§ EXCERPT
--- start ---

500 miles separate me from my daughters.
I live in Washington, on the east coast; they live in Charleston, in the deep south. I have a house there too, but it seems a stretch to think of it as home, so rarely I am there. I no longer enjoy driving the distance at one go, and so going there entails planning ahead and using a hotel as a midway stop.
The bigger reason for my rare trips is that I have become accustomed to my house and my town. It is a pleasant enough house, larger than my needs. I rarely use a floor, and I am content using only the kitchen, a bathroom and the large bedroom I have made my study. A smaller bedroom I use only to sleep in and the deck outside is my favorite haunt, to read and to daydream.
Even the city, Washington, though I live outside its limits, has its fascination for me. It is a busy city, always vibrant, resonant with memories of the places where I have lived, worked, eaten, met with friends, watched plays, heard concerts. Its streets mean something for me, its hotels have memories for me, its old buildings fascinate me. Its free museums are an eternal charm, its think tanks with their talks and debates never fail to draw me.

--- end ---

§ SET TASK 1
Answer these questions about the passage:
(a) How many miles separate the writer from the writer's daughters?
(b) What does the writer use as a midway stop when going to Charleston?
(c) What is the writer's favorite haunt?
§ SET TASK 2
Transcribe the passage from "I live in Washington, on" up to and including "and to daydream.".
The entries that come next are separate material, unrelated to the passage.

§ PROVIDED INFORMATION
--- start ---

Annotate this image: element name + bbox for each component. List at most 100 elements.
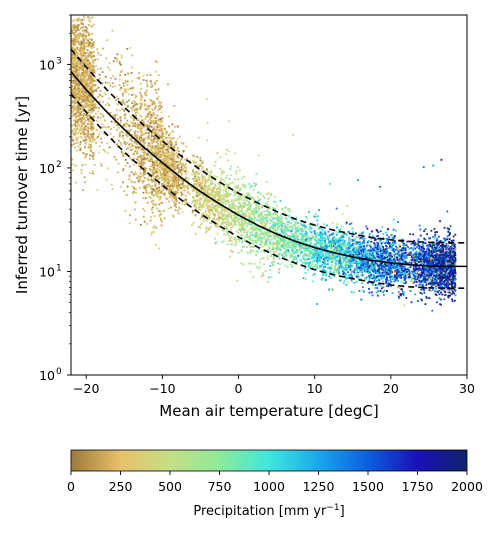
data-point (171, 149, 174, 151)
data-point (144, 209, 146, 212)
data-point (299, 239, 302, 242)
data-point (235, 238, 238, 241)
data-point (223, 196, 225, 199)
data-point (225, 153, 228, 156)
data-point (179, 161, 182, 164)
data-point (221, 229, 224, 231)
data-point (77, 24, 80, 27)
data-point (266, 258, 269, 260)
data-point (240, 221, 243, 223)
data-point (175, 196, 177, 199)
data-point (85, 133, 88, 135)
data-point (427, 247, 430, 250)
data-point (152, 164, 155, 167)
data-point (304, 247, 307, 250)
data-point (200, 189, 202, 191)
data-point (77, 29, 80, 31)
data-point (255, 240, 258, 243)
data-point (281, 220, 284, 222)
data-point (95, 129, 98, 131)
data-point (220, 177, 222, 180)
data-point (233, 207, 236, 210)
data-point (192, 209, 194, 212)
data-point (91, 80, 94, 83)
data-point (180, 194, 183, 197)
data-point (394, 279, 396, 282)
data-point (423, 289, 426, 292)
data-point (239, 196, 242, 199)
data-point (242, 185, 245, 188)
data-point (240, 262, 243, 265)
data-point (331, 239, 334, 242)
data-point (294, 237, 297, 240)
data-point (434, 276, 437, 279)
data-point (105, 178, 108, 181)
data-point (309, 237, 312, 240)
data-point (210, 199, 213, 202)
data-point (125, 88, 127, 91)
data-point (202, 220, 205, 222)
data-point (251, 185, 254, 187)
data-point (297, 228, 300, 231)
data-point (305, 236, 308, 238)
data-point (91, 141, 94, 143)
data-point (155, 154, 158, 157)
data-point (348, 237, 351, 240)
data-point (80, 58, 83, 61)
data-point (75, 120, 78, 123)
data-point (123, 84, 125, 87)
data-point (216, 209, 218, 212)
data-point (448, 228, 451, 231)
data-point (75, 164, 78, 167)
data-point (429, 237, 432, 240)
data-point (156, 158, 159, 161)
data-point (122, 169, 124, 172)
data-point (377, 290, 380, 292)
data-point (335, 255, 338, 258)
data-point (95, 119, 98, 122)
data-point (237, 184, 239, 187)
data-point (132, 152, 135, 155)
data-point (95, 106, 98, 109)
data-point (121, 135, 124, 138)
data-point (378, 279, 381, 282)
data-point (415, 280, 418, 283)
data-point (139, 82, 142, 85)
data-point (133, 186, 136, 189)
data-point (74, 27, 77, 29)
data-point (232, 201, 235, 203)
data-point (71, 84, 74, 87)
data-point (233, 224, 236, 227)
data-point (203, 218, 206, 220)
data-point (279, 236, 281, 239)
data-point (85, 38, 88, 41)
data-point (385, 278, 387, 281)
data-point (71, 163, 74, 166)
data-point (249, 251, 252, 254)
data-point (299, 258, 302, 261)
data-point (394, 264, 397, 267)
data-point (166, 156, 169, 158)
data-point (310, 238, 313, 240)
data-point (86, 135, 89, 138)
data-point (439, 281, 442, 284)
data-point (264, 243, 267, 246)
data-point (388, 236, 391, 239)
data-point (379, 263, 381, 266)
data-point (378, 254, 381, 257)
data-point (79, 141, 82, 143)
data-point (153, 169, 156, 172)
data-point (396, 271, 398, 274)
data-point (132, 191, 135, 193)
data-point (200, 174, 203, 177)
data-point (255, 204, 258, 207)
data-point (180, 158, 183, 161)
data-point (339, 256, 342, 259)
data-point (421, 284, 424, 287)
data-point (160, 129, 163, 132)
data-point (80, 54, 83, 57)
data-point (280, 228, 283, 231)
data-point (273, 207, 276, 210)
data-point (136, 122, 139, 125)
data-point (424, 272, 426, 275)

--- end ---

§ RIGHT ANSWER 1
(a) 500 miles.
(b) A hotel.
(c) The deck outside.

§ RIGHT ANSWER 2
I live in Washington, on the east coast; they live in Charleston, in the deep south. I have a house there too, but it seems a stretch to think of it as home, so rarely I am there. I no longer enjoy driving the distance at one go, and so going there entails planning ahead and using a hotel as a midway stop.
The bigger reason for my rare trips is that I have become accustomed to my house and my town. It is a pleasant enough house, larger than my needs. I rarely use a floor, and I am content using only the kitchen, a bathroom and the large bedroom I have made my study. A smaller bedroom I use only to sleep in and the deck outside is my favorite haunt, to read and to daydream.